> _Prompt_: Give only the number of lines in the listing below where the string "Input" occurs.

● ● ● ●

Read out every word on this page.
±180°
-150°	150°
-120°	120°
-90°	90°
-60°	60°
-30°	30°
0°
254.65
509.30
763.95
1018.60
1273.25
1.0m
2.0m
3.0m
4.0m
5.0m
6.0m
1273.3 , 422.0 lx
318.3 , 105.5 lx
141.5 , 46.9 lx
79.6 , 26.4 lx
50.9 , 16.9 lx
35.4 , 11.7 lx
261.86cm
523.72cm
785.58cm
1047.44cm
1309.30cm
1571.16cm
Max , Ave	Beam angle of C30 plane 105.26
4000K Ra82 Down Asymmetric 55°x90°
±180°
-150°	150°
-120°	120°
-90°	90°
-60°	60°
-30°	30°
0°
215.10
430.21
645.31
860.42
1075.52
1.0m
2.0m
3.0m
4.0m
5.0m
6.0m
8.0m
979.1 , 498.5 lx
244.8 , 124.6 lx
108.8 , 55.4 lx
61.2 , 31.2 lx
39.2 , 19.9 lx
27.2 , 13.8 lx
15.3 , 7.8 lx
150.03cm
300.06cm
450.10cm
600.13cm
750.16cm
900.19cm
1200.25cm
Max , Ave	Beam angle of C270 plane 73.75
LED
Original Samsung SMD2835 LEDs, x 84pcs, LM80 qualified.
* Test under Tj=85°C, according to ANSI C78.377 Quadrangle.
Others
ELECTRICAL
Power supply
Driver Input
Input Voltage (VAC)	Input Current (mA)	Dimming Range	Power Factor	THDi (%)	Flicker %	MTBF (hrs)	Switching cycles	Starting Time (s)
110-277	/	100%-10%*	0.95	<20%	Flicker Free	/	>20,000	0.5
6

● ● ● ●

> _Right answer_: 2